*What you have to do*
Display each line of the listing below that contains the string "page".

*** Listed records ***

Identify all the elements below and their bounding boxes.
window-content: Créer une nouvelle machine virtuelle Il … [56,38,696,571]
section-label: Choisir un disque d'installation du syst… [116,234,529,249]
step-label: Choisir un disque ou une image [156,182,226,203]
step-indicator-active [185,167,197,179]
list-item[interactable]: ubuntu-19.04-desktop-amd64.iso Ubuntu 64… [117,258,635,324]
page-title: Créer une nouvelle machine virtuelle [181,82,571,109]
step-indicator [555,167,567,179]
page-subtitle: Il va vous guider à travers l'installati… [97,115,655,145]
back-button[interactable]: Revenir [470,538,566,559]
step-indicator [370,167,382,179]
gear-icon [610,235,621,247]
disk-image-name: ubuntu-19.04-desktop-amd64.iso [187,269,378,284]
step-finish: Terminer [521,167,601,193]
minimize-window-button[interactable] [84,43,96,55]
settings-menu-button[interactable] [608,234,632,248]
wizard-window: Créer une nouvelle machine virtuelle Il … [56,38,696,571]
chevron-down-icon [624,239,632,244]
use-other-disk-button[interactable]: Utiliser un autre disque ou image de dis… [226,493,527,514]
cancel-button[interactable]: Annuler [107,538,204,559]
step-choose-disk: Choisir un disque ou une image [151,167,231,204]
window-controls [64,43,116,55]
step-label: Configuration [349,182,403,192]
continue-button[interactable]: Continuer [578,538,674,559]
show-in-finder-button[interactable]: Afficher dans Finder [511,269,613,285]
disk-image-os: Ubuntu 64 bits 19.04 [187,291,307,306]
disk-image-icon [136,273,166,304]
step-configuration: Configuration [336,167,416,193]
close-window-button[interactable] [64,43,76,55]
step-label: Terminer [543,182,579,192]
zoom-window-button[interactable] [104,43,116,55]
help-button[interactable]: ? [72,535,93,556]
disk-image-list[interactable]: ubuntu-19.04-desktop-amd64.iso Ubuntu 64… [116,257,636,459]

***

*Result*
page-title: Créer une nouvelle machine virtuelle [181,82,571,109]
page-subtitle: Il va vous guider à travers l'installati… [97,115,655,145]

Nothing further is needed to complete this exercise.